## BRIEF
Return the listing below word for word.

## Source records

┄┄┄┄┄┄

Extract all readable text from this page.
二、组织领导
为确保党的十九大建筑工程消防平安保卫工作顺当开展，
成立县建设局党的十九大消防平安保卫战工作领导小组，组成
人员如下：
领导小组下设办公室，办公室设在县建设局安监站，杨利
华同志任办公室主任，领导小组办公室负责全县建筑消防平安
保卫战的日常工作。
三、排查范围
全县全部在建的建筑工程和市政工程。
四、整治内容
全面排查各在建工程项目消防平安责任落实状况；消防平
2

┄┄┄┄┄┄

## PROBLEM SOLUTION
Extract all readable text from this page.
二、组织领导
为确保党的十九大建筑工程消防平安保卫工作顺当开展，
成立县建设局党的十九大消防平安保卫战工作领导小组，组成
人员如下：
领导小组下设办公室，办公室设在县建设局安监站，杨利
华同志任办公室主任，领导小组办公室负责全县建筑消防平安
保卫战的日常工作。
三、排查范围
全县全部在建的建筑工程和市政工程。
四、整治内容
全面排查各在建工程项目消防平安责任落实状况；消防平
2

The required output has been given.